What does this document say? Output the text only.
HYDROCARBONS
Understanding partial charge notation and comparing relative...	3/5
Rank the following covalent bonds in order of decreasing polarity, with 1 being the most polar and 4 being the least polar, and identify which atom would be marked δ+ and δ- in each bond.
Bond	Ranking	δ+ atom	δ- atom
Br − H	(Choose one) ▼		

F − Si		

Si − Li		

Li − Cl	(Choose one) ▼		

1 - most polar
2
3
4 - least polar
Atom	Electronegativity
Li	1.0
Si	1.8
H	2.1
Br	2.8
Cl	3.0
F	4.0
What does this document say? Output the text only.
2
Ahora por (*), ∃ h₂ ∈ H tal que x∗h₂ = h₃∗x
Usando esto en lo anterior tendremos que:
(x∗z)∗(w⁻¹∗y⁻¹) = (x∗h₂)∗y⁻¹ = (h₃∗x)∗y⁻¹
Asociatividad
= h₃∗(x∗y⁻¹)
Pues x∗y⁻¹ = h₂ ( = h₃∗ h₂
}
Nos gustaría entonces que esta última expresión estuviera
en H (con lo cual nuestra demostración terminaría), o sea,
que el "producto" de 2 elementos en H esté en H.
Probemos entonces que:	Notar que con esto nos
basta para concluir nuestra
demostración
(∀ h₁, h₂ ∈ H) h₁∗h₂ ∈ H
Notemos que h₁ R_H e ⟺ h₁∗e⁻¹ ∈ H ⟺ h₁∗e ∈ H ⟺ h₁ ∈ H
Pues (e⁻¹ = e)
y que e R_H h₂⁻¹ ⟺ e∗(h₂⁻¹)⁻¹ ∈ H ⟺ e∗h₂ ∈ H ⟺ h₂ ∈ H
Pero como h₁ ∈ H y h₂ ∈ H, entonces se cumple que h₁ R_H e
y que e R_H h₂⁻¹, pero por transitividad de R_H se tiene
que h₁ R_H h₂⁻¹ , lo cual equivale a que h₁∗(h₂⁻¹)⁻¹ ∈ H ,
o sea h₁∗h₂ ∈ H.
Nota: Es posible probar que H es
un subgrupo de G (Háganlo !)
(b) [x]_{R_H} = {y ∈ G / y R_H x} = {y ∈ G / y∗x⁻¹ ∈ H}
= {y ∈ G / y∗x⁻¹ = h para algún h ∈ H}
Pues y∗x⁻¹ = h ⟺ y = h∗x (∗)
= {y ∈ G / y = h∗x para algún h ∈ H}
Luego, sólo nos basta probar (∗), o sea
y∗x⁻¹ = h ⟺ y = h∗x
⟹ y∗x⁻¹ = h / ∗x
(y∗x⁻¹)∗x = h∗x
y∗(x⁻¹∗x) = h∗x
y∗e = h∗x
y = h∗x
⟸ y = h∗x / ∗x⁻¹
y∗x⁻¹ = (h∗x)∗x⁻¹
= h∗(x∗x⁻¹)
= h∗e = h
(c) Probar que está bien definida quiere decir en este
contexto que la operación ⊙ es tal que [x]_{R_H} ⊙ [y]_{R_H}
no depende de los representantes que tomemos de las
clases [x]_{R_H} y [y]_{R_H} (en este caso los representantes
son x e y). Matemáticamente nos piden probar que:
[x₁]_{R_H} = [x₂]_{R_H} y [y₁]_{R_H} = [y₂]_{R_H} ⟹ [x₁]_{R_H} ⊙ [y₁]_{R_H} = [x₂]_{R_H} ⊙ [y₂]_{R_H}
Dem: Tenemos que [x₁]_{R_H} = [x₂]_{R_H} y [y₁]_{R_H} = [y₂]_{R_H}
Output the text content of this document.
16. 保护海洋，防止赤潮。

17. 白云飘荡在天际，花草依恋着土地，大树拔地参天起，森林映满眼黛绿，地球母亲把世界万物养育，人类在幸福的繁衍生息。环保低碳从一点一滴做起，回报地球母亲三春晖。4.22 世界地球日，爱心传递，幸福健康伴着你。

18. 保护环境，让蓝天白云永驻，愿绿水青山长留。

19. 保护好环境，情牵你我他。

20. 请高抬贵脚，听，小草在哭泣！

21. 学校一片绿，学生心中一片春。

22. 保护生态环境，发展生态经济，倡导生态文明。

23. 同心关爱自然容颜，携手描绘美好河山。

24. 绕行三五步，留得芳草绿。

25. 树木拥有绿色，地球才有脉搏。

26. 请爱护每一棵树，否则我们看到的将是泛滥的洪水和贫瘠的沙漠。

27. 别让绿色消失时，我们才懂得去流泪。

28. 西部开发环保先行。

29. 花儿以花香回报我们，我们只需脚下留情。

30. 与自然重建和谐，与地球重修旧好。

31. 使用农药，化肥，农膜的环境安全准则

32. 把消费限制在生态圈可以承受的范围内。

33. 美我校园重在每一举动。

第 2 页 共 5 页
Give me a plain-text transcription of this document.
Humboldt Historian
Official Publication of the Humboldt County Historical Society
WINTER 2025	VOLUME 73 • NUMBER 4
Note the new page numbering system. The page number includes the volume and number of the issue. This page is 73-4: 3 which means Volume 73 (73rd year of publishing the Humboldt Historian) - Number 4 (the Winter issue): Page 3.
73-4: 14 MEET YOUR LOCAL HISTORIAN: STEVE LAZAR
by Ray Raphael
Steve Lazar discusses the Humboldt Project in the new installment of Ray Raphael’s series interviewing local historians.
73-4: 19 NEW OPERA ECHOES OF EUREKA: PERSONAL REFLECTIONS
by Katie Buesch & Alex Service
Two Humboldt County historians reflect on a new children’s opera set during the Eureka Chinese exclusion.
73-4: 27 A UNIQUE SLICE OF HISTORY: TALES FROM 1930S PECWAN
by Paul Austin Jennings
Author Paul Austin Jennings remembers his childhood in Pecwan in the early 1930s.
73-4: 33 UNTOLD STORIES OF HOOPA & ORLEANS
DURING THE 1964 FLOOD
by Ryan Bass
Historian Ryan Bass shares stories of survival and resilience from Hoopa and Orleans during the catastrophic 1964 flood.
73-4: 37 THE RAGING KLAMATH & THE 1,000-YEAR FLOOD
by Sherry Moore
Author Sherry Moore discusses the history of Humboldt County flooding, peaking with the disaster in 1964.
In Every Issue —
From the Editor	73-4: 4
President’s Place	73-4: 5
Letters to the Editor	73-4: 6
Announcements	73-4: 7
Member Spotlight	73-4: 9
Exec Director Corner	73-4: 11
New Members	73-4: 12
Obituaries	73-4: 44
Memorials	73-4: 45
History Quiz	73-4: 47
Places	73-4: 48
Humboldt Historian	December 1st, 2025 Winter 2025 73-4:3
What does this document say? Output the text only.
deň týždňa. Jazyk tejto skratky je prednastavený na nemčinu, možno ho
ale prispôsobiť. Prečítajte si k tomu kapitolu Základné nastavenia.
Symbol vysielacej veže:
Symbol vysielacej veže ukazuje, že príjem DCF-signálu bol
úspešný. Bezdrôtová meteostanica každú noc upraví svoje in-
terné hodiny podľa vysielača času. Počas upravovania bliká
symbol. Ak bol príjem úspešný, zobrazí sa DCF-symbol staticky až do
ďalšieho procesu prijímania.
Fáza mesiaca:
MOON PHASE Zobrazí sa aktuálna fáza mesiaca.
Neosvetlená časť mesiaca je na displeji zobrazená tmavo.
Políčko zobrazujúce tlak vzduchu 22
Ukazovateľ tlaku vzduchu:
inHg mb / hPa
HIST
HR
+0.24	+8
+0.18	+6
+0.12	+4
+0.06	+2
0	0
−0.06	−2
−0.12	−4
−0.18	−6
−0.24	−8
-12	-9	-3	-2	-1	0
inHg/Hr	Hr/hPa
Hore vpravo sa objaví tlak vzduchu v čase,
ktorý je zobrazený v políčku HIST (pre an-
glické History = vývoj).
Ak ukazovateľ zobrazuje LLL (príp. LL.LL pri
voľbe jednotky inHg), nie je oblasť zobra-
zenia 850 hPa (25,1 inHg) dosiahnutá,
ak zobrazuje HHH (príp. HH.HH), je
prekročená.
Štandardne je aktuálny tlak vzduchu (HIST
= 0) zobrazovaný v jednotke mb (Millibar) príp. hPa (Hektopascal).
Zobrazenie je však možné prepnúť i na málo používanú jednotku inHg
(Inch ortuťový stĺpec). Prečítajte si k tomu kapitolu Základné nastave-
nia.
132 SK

* _Exercise goal_
For the listing above, identify each line bearing "Editor".

* _Correct answer_
From the Editor	73-4: 4
Letters to the Editor	73-4: 6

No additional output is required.